[Stored entries]
────────

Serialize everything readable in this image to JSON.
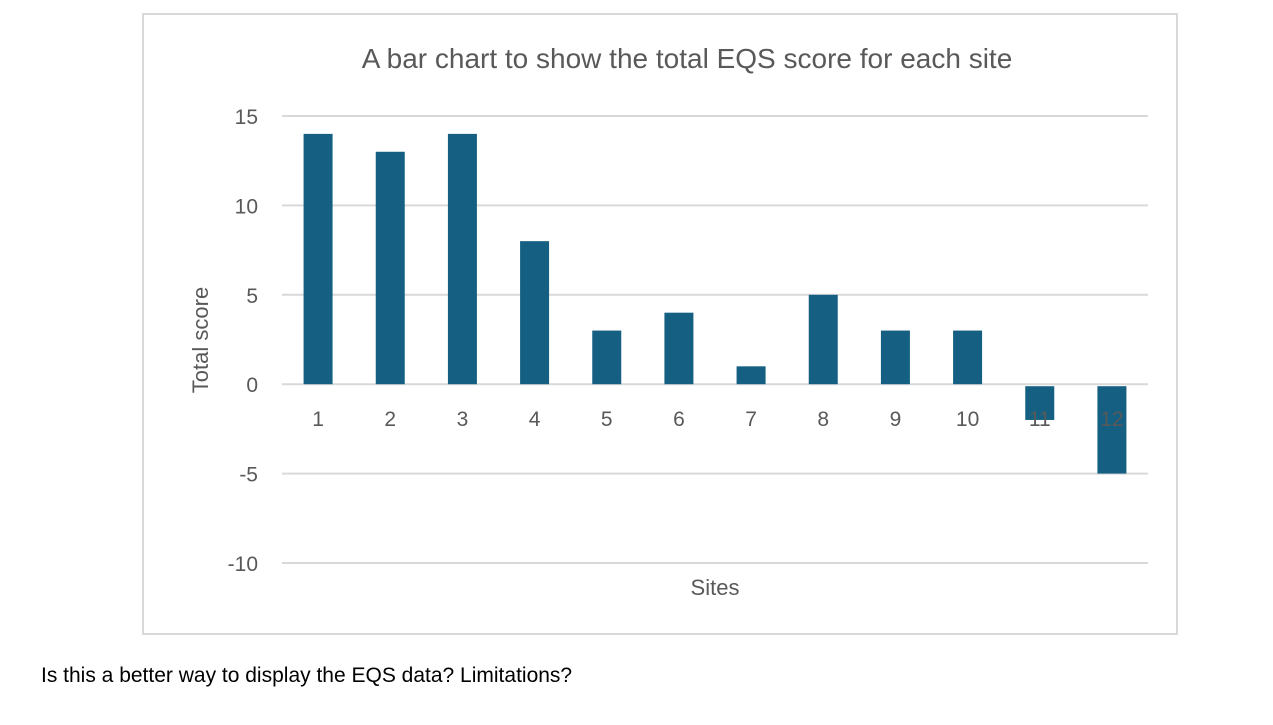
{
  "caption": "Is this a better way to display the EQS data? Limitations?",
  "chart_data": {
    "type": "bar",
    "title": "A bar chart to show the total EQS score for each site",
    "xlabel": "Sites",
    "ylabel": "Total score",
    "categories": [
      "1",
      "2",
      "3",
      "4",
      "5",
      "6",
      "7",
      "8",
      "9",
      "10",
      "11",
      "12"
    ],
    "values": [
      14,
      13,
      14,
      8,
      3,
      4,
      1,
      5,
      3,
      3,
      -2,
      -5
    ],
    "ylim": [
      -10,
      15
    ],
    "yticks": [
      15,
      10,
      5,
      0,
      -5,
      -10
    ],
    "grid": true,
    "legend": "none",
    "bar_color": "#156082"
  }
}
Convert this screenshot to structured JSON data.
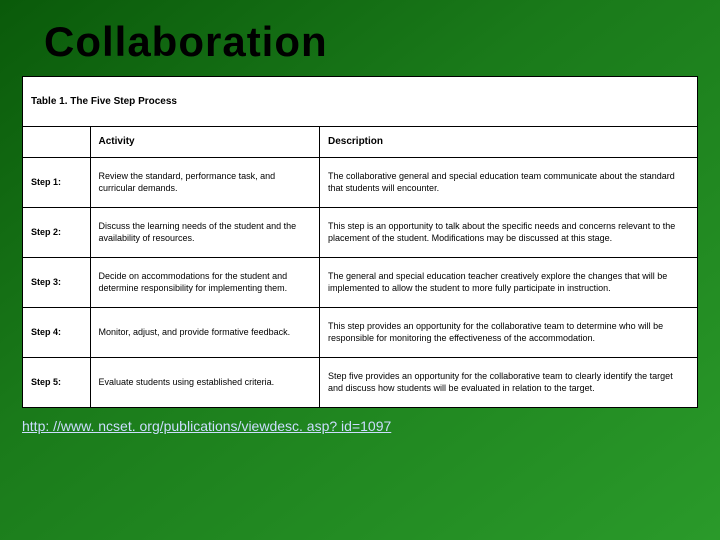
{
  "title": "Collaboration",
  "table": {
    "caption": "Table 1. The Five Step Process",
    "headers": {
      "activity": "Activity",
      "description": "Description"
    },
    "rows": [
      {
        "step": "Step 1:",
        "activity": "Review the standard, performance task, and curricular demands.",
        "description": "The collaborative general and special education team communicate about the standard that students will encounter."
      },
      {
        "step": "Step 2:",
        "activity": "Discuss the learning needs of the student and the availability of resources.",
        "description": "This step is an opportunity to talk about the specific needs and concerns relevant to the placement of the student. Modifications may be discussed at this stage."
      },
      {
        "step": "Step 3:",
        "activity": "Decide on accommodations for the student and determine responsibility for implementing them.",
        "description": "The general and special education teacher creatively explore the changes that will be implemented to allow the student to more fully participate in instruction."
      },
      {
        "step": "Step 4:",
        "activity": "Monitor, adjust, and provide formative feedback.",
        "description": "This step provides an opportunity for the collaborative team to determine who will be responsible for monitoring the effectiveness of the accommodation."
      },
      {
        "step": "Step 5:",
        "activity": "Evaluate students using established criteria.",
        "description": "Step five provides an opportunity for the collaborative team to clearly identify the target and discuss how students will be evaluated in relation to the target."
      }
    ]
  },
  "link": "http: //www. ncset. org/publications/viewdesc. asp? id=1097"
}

────────

REQUIREMENT:
Exclude the pictures, and output exactly the lines from the one with "Convert this screenshot" through the last line of the records, both included.

ANSWER IN FULL:
Convert this screenshot to structured JSON data.
{
  "title": "Collaboration",
  "table": {
    "caption": "Table 1. The Five Step Process",
    "headers": {
      "activity": "Activity",
      "description": "Description"
    },
    "rows": [
      {
        "step": "Step 1:",
        "activity": "Review the standard, performance task, and curricular demands.",
        "description": "The collaborative general and special education team communicate about the standard that students will encounter."
      },
      {
        "step": "Step 2:",
        "activity": "Discuss the learning needs of the student and the availability of resources.",
        "description": "This step is an opportunity to talk about the specific needs and concerns relevant to the placement of the student. Modifications may be discussed at this stage."
      },
      {
        "step": "Step 3:",
        "activity": "Decide on accommodations for the student and determine responsibility for implementing them.",
        "description": "The general and special education teacher creatively explore the changes that will be implemented to allow the student to more fully participate in instruction."
      },
      {
        "step": "Step 4:",
        "activity": "Monitor, adjust, and provide formative feedback.",
        "description": "This step provides an opportunity for the collaborative team to determine who will be responsible for monitoring the effectiveness of the accommodation."
      },
      {
        "step": "Step 5:",
        "activity": "Evaluate students using established criteria.",
        "description": "Step five provides an opportunity for the collaborative team to clearly identify the target and discuss how students will be evaluated in relation to the target."
      }
    ]
  },
  "link": "http: //www. ncset. org/publications/viewdesc. asp? id=1097"
}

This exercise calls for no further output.